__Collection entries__
* START *
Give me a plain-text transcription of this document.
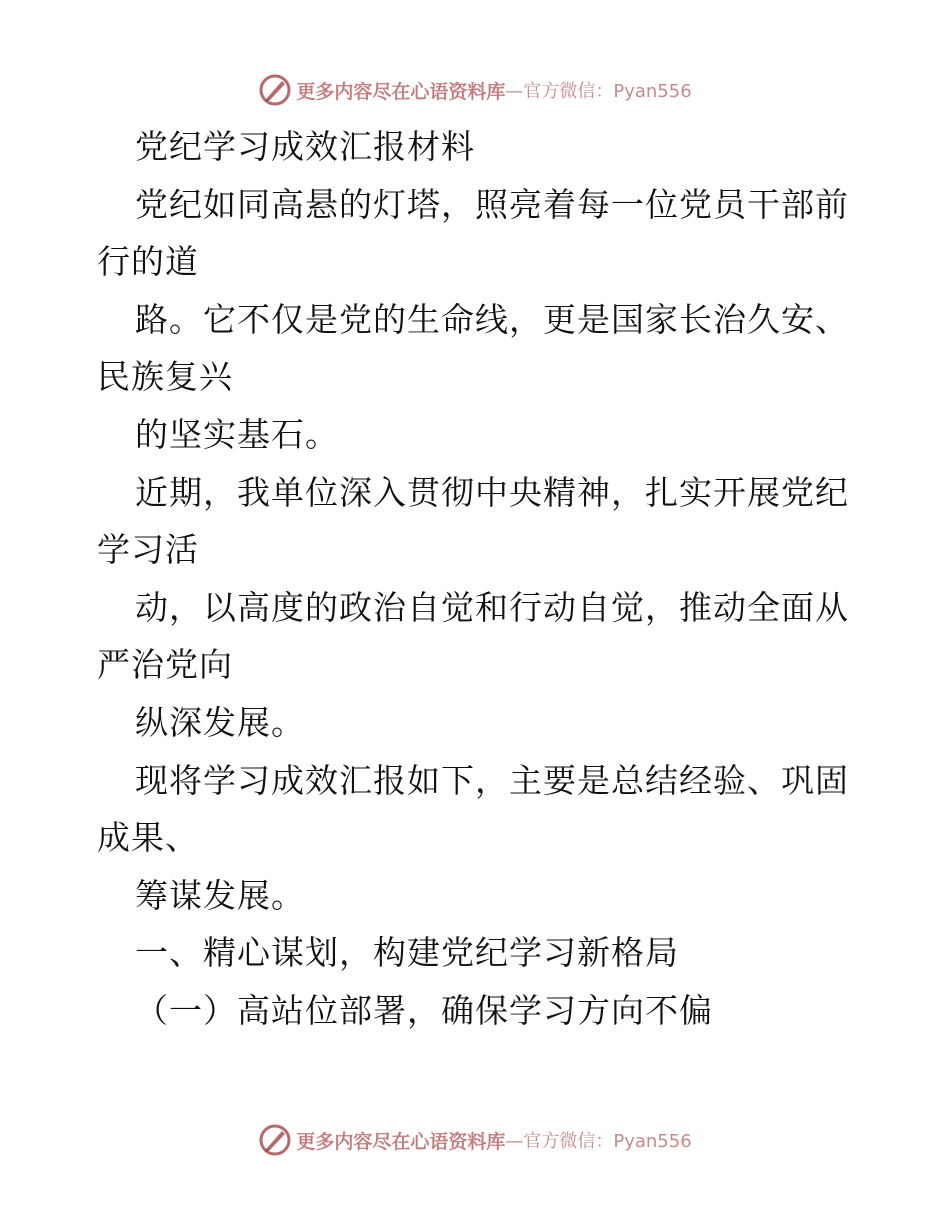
更多内容尽在心语资料库 —官方微信：Pyan556
党纪学习成效汇报材料
党纪如同高悬的灯塔，照亮着每一位党员干部前
行的道
路。它不仅是党的生命线，更是国家长治久安、
民族复兴
的坚实基石。
近期，我单位深入贯彻中央精神，扎实开展党纪
学习活
动，以高度的政治自觉和行动自觉，推动全面从
严治党向
纵深发展。
现将学习成效汇报如下，主要是总结经验、巩固
成果、
筹谋发展。
一、精心谋划，构建党纪学习新格局
（一）高站位部署，确保学习方向不偏
更多内容尽在心语资料库 —官方微信：Pyan556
* END *
Transcribe the records above verbatim. Do not carry over any picture.

Give me a plain-text transcription of this document.
更多内容尽在心语资料库 —官方微信：Pyan556
党纪学习成效汇报材料
党纪如同高悬的灯塔，照亮着每一位党员干部前
行的道
路。它不仅是党的生命线，更是国家长治久安、
民族复兴
的坚实基石。
近期，我单位深入贯彻中央精神，扎实开展党纪
学习活
动，以高度的政治自觉和行动自觉，推动全面从
严治党向
纵深发展。
现将学习成效汇报如下，主要是总结经验、巩固
成果、
筹谋发展。
一、精心谋划，构建党纪学习新格局
（一）高站位部署，确保学习方向不偏
更多内容尽在心语资料库 —官方微信：Pyan556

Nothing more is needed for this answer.